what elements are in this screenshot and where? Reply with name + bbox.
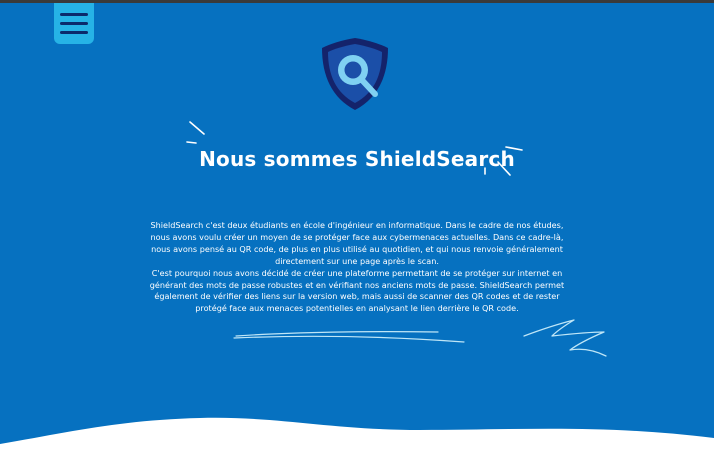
about-paragraph-1: ShieldSearch c'est deux étudiants en éco… bbox=[150, 220, 564, 266]
menu-button[interactable] bbox=[54, 3, 94, 44]
page-title: Nous sommes ShieldSearch bbox=[199, 147, 515, 172]
about-description: ShieldSearch c'est deux étudiants en éco… bbox=[140, 220, 574, 315]
bottom-wave bbox=[0, 417, 714, 470]
page-background: Nous sommes ShieldSearch ShieldSearch c'… bbox=[0, 0, 714, 470]
sparkle-right-decoration bbox=[484, 146, 523, 176]
shield-search-icon bbox=[322, 38, 388, 110]
underline-scribble bbox=[233, 331, 465, 343]
top-border bbox=[0, 0, 714, 3]
squiggle-decoration bbox=[523, 319, 607, 357]
about-paragraph-2: C'est pourquoi nous avons décidé de crée… bbox=[149, 267, 565, 314]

------

■ **WRITTEN REQUEST**: Could you write out the listing above again, switching every "bbox" to "bounding box" and changing nothing else? Leave the pictures out.

■ **RESULT OF THIS EXERCISE**:
what elements are in this screenshot and where? Reply with name + bounding box.
about-paragraph-1: ShieldSearch c'est deux étudiants en éco… bounding box=[150, 220, 564, 266]
menu-button[interactable] bounding box=[54, 3, 94, 44]
page-title: Nous sommes ShieldSearch bounding box=[199, 147, 515, 172]
about-description: ShieldSearch c'est deux étudiants en éco… bounding box=[140, 220, 574, 315]
bottom-wave bounding box=[0, 417, 714, 470]
page-background: Nous sommes ShieldSearch ShieldSearch c'… bounding box=[0, 0, 714, 470]
sparkle-right-decoration bounding box=[484, 146, 523, 176]
shield-search-icon bounding box=[322, 38, 388, 110]
underline-scribble bounding box=[233, 331, 465, 343]
top-border bounding box=[0, 0, 714, 3]
squiggle-decoration bounding box=[523, 319, 607, 357]
about-paragraph-2: C'est pourquoi nous avons décidé de crée… bounding box=[149, 267, 565, 314]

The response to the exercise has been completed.